§ **EXERCISE PROMPT**
Copy all lines below containing "Domestic".

§ **EXERCISE MATERIALS**
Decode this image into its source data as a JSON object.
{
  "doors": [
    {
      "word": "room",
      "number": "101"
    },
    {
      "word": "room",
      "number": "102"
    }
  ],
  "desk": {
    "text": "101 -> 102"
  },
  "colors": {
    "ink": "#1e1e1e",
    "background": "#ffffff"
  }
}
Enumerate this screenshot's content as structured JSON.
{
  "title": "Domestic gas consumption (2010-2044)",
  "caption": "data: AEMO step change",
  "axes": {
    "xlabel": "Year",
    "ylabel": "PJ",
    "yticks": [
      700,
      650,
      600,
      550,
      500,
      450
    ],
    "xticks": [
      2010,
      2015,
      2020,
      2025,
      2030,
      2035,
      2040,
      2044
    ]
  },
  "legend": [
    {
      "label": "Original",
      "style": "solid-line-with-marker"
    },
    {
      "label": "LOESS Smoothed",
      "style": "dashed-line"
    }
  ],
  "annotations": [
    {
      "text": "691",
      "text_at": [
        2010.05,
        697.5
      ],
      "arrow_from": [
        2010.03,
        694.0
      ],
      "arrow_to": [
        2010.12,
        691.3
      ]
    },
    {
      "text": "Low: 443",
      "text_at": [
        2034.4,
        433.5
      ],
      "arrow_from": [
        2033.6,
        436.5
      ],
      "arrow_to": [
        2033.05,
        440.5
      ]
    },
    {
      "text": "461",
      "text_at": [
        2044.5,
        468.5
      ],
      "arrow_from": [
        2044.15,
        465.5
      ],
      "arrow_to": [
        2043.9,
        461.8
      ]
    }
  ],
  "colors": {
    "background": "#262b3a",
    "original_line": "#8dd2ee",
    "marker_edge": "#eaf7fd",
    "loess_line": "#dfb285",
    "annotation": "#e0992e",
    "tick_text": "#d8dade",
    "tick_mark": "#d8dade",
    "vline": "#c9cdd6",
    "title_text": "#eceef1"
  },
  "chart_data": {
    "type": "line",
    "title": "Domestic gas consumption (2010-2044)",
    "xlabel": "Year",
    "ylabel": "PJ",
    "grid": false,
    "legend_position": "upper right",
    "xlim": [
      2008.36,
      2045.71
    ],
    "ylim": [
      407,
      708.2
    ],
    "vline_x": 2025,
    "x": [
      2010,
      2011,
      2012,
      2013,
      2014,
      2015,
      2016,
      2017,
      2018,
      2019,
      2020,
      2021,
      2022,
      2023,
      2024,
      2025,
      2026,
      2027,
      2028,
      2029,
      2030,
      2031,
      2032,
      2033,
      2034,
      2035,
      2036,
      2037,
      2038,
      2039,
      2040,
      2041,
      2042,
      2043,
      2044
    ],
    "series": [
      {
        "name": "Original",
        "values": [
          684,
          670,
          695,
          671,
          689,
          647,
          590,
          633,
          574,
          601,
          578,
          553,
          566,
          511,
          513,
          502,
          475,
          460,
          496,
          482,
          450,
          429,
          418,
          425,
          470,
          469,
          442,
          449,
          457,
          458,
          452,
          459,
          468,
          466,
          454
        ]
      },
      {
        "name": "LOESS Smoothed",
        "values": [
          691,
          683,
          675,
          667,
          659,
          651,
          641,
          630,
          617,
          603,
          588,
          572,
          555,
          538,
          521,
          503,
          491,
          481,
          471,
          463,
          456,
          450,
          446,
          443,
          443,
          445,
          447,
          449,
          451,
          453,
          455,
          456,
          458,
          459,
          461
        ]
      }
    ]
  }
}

§ **EXERCISE OUTPUT**
  "title": "Domestic gas consumption (2010-2044)",
    "title": "Domestic gas consumption (2010-2044)",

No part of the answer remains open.